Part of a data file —
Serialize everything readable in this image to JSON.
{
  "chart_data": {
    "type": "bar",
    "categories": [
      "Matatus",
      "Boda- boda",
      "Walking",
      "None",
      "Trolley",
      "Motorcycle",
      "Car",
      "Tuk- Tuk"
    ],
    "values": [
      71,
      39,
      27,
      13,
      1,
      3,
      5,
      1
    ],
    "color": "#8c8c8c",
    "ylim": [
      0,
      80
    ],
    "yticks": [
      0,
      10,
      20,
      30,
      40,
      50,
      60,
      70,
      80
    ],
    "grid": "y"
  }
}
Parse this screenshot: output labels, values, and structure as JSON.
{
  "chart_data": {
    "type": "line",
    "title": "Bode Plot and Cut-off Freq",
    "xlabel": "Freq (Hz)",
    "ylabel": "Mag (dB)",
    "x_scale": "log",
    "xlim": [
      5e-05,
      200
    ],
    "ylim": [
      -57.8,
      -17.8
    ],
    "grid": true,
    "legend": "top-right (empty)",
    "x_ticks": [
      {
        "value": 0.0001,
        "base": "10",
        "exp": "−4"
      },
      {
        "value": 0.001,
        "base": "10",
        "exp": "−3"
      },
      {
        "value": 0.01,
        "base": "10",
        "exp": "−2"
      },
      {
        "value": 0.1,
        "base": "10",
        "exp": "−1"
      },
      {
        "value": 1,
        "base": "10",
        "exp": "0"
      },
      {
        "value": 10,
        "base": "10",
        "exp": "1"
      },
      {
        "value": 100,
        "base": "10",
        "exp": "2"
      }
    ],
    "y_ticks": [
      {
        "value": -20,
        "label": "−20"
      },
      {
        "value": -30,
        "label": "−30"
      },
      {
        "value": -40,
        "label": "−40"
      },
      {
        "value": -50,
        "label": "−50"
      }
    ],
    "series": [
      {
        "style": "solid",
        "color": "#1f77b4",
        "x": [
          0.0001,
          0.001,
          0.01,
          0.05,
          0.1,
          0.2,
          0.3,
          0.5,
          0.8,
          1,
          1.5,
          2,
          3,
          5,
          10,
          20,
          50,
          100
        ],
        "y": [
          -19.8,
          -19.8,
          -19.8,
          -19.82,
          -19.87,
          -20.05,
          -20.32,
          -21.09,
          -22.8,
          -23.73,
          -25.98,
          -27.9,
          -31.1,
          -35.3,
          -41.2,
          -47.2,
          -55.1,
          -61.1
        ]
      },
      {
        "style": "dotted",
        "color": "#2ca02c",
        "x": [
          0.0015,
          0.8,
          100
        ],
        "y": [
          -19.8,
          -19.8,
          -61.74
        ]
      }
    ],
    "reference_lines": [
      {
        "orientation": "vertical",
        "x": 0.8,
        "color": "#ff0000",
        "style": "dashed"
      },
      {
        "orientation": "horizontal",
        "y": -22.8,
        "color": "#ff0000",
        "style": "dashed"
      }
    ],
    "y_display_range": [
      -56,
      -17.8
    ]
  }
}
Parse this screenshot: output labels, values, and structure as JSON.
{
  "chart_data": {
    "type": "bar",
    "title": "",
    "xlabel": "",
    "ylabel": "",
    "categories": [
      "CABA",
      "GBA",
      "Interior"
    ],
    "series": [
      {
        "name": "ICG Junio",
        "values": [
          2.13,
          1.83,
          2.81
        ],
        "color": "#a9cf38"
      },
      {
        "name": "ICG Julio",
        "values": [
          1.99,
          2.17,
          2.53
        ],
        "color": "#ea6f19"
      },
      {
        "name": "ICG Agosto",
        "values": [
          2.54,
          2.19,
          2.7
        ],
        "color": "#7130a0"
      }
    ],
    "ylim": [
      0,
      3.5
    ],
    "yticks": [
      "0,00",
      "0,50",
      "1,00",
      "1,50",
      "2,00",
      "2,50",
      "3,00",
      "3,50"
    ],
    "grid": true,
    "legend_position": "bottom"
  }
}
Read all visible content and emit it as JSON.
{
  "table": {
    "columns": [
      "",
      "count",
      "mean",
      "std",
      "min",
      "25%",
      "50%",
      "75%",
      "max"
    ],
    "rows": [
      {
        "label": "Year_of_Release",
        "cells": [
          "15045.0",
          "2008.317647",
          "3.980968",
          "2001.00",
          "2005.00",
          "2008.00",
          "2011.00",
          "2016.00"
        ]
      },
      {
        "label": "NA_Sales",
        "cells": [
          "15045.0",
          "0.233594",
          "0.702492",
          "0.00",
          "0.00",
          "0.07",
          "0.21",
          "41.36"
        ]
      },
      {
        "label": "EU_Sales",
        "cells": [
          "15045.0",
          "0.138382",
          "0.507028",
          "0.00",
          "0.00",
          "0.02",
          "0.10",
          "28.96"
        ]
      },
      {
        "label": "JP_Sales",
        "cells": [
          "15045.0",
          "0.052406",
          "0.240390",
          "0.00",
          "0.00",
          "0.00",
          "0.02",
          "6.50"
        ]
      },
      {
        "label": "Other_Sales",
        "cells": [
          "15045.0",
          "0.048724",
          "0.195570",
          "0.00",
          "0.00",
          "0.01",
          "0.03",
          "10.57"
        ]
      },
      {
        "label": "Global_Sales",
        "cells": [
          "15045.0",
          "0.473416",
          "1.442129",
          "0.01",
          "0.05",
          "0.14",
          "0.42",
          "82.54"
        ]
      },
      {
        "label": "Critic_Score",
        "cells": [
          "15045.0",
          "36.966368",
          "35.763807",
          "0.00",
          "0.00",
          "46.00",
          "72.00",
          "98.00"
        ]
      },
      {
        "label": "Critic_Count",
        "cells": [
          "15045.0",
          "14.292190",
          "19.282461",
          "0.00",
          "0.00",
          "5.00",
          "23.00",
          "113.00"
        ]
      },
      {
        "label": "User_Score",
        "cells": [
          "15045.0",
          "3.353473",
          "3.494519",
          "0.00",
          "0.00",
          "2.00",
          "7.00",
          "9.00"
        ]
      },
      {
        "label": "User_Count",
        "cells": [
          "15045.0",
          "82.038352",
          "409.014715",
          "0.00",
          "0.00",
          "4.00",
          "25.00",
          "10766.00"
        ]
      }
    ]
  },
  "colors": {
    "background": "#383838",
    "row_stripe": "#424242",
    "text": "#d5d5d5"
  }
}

Exercise task — Set down the material above again, word for word.

Right answer —
Serialize everything readable in this image to JSON.
{
  "chart_data": {
    "type": "bar",
    "categories": [
      "Matatus",
      "Boda- boda",
      "Walking",
      "None",
      "Trolley",
      "Motorcycle",
      "Car",
      "Tuk- Tuk"
    ],
    "values": [
      71,
      39,
      27,
      13,
      1,
      3,
      5,
      1
    ],
    "color": "#8c8c8c",
    "ylim": [
      0,
      80
    ],
    "yticks": [
      0,
      10,
      20,
      30,
      40,
      50,
      60,
      70,
      80
    ],
    "grid": "y"
  }
}
Parse this screenshot: output labels, values, and structure as JSON.
{
  "chart_data": {
    "type": "line",
    "title": "Bode Plot and Cut-off Freq",
    "xlabel": "Freq (Hz)",
    "ylabel": "Mag (dB)",
    "x_scale": "log",
    "xlim": [
      5e-05,
      200
    ],
    "ylim": [
      -57.8,
      -17.8
    ],
    "grid": true,
    "legend": "top-right (empty)",
    "x_ticks": [
      {
        "value": 0.0001,
        "base": "10",
        "exp": "−4"
      },
      {
        "value": 0.001,
        "base": "10",
        "exp": "−3"
      },
      {
        "value": 0.01,
        "base": "10",
        "exp": "−2"
      },
      {
        "value": 0.1,
        "base": "10",
        "exp": "−1"
      },
      {
        "value": 1,
        "base": "10",
        "exp": "0"
      },
      {
        "value": 10,
        "base": "10",
        "exp": "1"
      },
      {
        "value": 100,
        "base": "10",
        "exp": "2"
      }
    ],
    "y_ticks": [
      {
        "value": -20,
        "label": "−20"
      },
      {
        "value": -30,
        "label": "−30"
      },
      {
        "value": -40,
        "label": "−40"
      },
      {
        "value": -50,
        "label": "−50"
      }
    ],
    "series": [
      {
        "style": "solid",
        "color": "#1f77b4",
        "x": [
          0.0001,
          0.001,
          0.01,
          0.05,
          0.1,
          0.2,
          0.3,
          0.5,
          0.8,
          1,
          1.5,
          2,
          3,
          5,
          10,
          20,
          50,
          100
        ],
        "y": [
          -19.8,
          -19.8,
          -19.8,
          -19.82,
          -19.87,
          -20.05,
          -20.32,
          -21.09,
          -22.8,
          -23.73,
          -25.98,
          -27.9,
          -31.1,
          -35.3,
          -41.2,
          -47.2,
          -55.1,
          -61.1
        ]
      },
      {
        "style": "dotted",
        "color": "#2ca02c",
        "x": [
          0.0015,
          0.8,
          100
        ],
        "y": [
          -19.8,
          -19.8,
          -61.74
        ]
      }
    ],
    "reference_lines": [
      {
        "orientation": "vertical",
        "x": 0.8,
        "color": "#ff0000",
        "style": "dashed"
      },
      {
        "orientation": "horizontal",
        "y": -22.8,
        "color": "#ff0000",
        "style": "dashed"
      }
    ],
    "y_display_range": [
      -56,
      -17.8
    ]
  }
}
Parse this screenshot: output labels, values, and structure as JSON.
{
  "chart_data": {
    "type": "bar",
    "title": "",
    "xlabel": "",
    "ylabel": "",
    "categories": [
      "CABA",
      "GBA",
      "Interior"
    ],
    "series": [
      {
        "name": "ICG Junio",
        "values": [
          2.13,
          1.83,
          2.81
        ],
        "color": "#a9cf38"
      },
      {
        "name": "ICG Julio",
        "values": [
          1.99,
          2.17,
          2.53
        ],
        "color": "#ea6f19"
      },
      {
        "name": "ICG Agosto",
        "values": [
          2.54,
          2.19,
          2.7
        ],
        "color": "#7130a0"
      }
    ],
    "ylim": [
      0,
      3.5
    ],
    "yticks": [
      "0,00",
      "0,50",
      "1,00",
      "1,50",
      "2,00",
      "2,50",
      "3,00",
      "3,50"
    ],
    "grid": true,
    "legend_position": "bottom"
  }
}
Read all visible content and emit it as JSON.
{
  "table": {
    "columns": [
      "",
      "count",
      "mean",
      "std",
      "min",
      "25%",
      "50%",
      "75%",
      "max"
    ],
    "rows": [
      {
        "label": "Year_of_Release",
        "cells": [
          "15045.0",
          "2008.317647",
          "3.980968",
          "2001.00",
          "2005.00",
          "2008.00",
          "2011.00",
          "2016.00"
        ]
      },
      {
        "label": "NA_Sales",
        "cells": [
          "15045.0",
          "0.233594",
          "0.702492",
          "0.00",
          "0.00",
          "0.07",
          "0.21",
          "41.36"
        ]
      },
      {
        "label": "EU_Sales",
        "cells": [
          "15045.0",
          "0.138382",
          "0.507028",
          "0.00",
          "0.00",
          "0.02",
          "0.10",
          "28.96"
        ]
      },
      {
        "label": "JP_Sales",
        "cells": [
          "15045.0",
          "0.052406",
          "0.240390",
          "0.00",
          "0.00",
          "0.00",
          "0.02",
          "6.50"
        ]
      },
      {
        "label": "Other_Sales",
        "cells": [
          "15045.0",
          "0.048724",
          "0.195570",
          "0.00",
          "0.00",
          "0.01",
          "0.03",
          "10.57"
        ]
      },
      {
        "label": "Global_Sales",
        "cells": [
          "15045.0",
          "0.473416",
          "1.442129",
          "0.01",
          "0.05",
          "0.14",
          "0.42",
          "82.54"
        ]
      },
      {
        "label": "Critic_Score",
        "cells": [
          "15045.0",
          "36.966368",
          "35.763807",
          "0.00",
          "0.00",
          "46.00",
          "72.00",
          "98.00"
        ]
      },
      {
        "label": "Critic_Count",
        "cells": [
          "15045.0",
          "14.292190",
          "19.282461",
          "0.00",
          "0.00",
          "5.00",
          "23.00",
          "113.00"
        ]
      },
      {
        "label": "User_Score",
        "cells": [
          "15045.0",
          "3.353473",
          "3.494519",
          "0.00",
          "0.00",
          "2.00",
          "7.00",
          "9.00"
        ]
      },
      {
        "label": "User_Count",
        "cells": [
          "15045.0",
          "82.038352",
          "409.014715",
          "0.00",
          "0.00",
          "4.00",
          "25.00",
          "10766.00"
        ]
      }
    ]
  },
  "colors": {
    "background": "#383838",
    "row_stripe": "#424242",
    "text": "#d5d5d5"
  }
}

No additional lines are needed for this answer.